Goal>
Return every line below as is, leaving out the pictures.

⁂

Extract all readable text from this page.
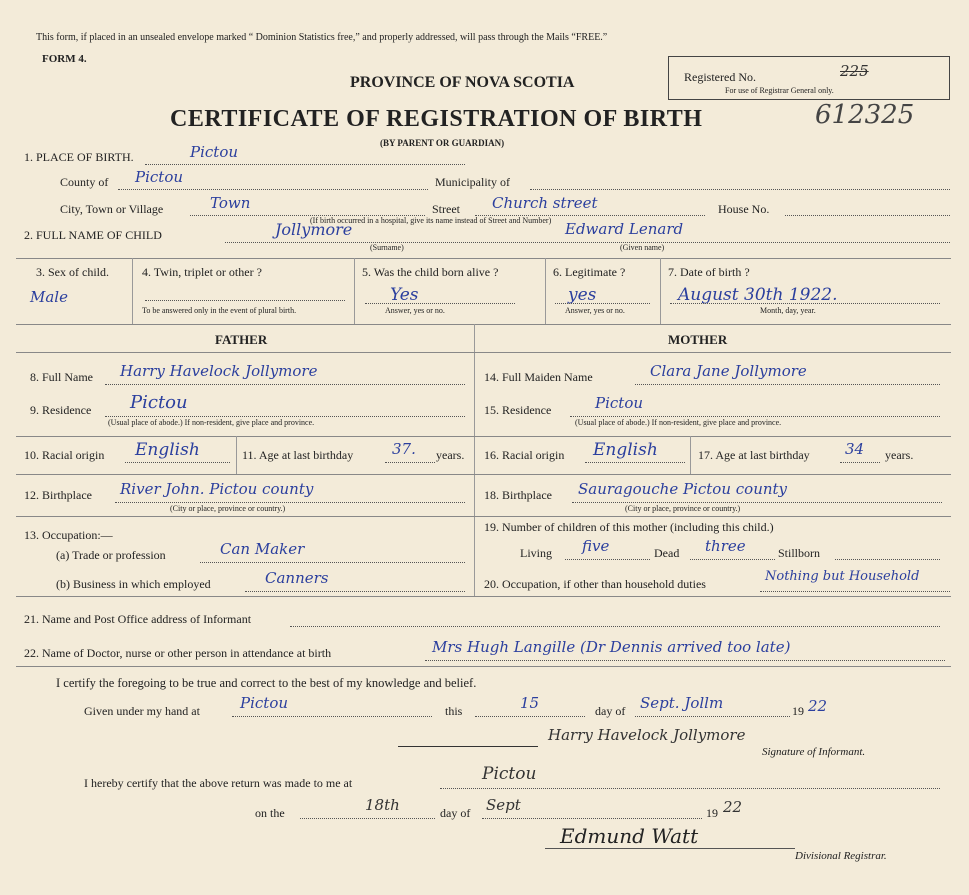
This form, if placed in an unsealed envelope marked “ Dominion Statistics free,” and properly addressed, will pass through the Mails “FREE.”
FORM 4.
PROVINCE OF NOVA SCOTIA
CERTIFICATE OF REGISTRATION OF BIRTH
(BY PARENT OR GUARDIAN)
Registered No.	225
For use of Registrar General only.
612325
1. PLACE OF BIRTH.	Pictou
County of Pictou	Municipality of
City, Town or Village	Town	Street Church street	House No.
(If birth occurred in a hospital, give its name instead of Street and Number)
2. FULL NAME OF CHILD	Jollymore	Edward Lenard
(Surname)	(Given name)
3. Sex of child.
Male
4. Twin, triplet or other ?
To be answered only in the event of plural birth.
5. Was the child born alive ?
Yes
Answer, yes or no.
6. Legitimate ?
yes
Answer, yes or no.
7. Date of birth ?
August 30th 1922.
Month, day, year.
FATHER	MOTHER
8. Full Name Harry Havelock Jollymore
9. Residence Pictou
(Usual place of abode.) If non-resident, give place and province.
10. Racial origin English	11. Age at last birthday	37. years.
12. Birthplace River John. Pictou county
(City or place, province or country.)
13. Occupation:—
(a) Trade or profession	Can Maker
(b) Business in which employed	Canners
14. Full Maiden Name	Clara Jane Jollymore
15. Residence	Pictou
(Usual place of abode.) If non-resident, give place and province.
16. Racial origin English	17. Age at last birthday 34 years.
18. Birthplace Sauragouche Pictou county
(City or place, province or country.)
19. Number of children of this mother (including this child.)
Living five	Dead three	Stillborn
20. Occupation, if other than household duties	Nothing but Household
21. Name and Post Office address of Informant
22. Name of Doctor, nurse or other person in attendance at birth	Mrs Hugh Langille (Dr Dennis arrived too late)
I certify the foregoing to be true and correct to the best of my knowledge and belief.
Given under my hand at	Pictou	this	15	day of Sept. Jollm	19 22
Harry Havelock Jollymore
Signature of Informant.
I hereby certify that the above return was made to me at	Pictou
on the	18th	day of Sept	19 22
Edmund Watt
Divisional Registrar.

⁂

Final answer>
Extract all readable text from this page.
This form, if placed in an unsealed envelope marked “ Dominion Statistics free,” and properly addressed, will pass through the Mails “FREE.”
FORM 4.
PROVINCE OF NOVA SCOTIA
CERTIFICATE OF REGISTRATION OF BIRTH
(BY PARENT OR GUARDIAN)
Registered No.	225
For use of Registrar General only.
612325
1. PLACE OF BIRTH.	Pictou
County of Pictou	Municipality of
City, Town or Village	Town	Street Church street	House No.
(If birth occurred in a hospital, give its name instead of Street and Number)
2. FULL NAME OF CHILD	Jollymore	Edward Lenard
(Surname)	(Given name)
3. Sex of child.
Male
4. Twin, triplet or other ?
To be answered only in the event of plural birth.
5. Was the child born alive ?
Yes
Answer, yes or no.
6. Legitimate ?
yes
Answer, yes or no.
7. Date of birth ?
August 30th 1922.
Month, day, year.
FATHER	MOTHER
8. Full Name Harry Havelock Jollymore
9. Residence Pictou
(Usual place of abode.) If non-resident, give place and province.
10. Racial origin English	11. Age at last birthday	37. years.
12. Birthplace River John. Pictou county
(City or place, province or country.)
13. Occupation:—
(a) Trade or profession	Can Maker
(b) Business in which employed	Canners
14. Full Maiden Name	Clara Jane Jollymore
15. Residence	Pictou
(Usual place of abode.) If non-resident, give place and province.
16. Racial origin English	17. Age at last birthday 34 years.
18. Birthplace Sauragouche Pictou county
(City or place, province or country.)
19. Number of children of this mother (including this child.)
Living five	Dead three	Stillborn
20. Occupation, if other than household duties	Nothing but Household
21. Name and Post Office address of Informant
22. Name of Doctor, nurse or other person in attendance at birth	Mrs Hugh Langille (Dr Dennis arrived too late)
I certify the foregoing to be true and correct to the best of my knowledge and belief.
Given under my hand at	Pictou	this	15	day of Sept. Jollm	19 22
Harry Havelock Jollymore
Signature of Informant.
I hereby certify that the above return was made to me at	Pictou
on the	18th	day of Sept	19 22
Edmund Watt
Divisional Registrar.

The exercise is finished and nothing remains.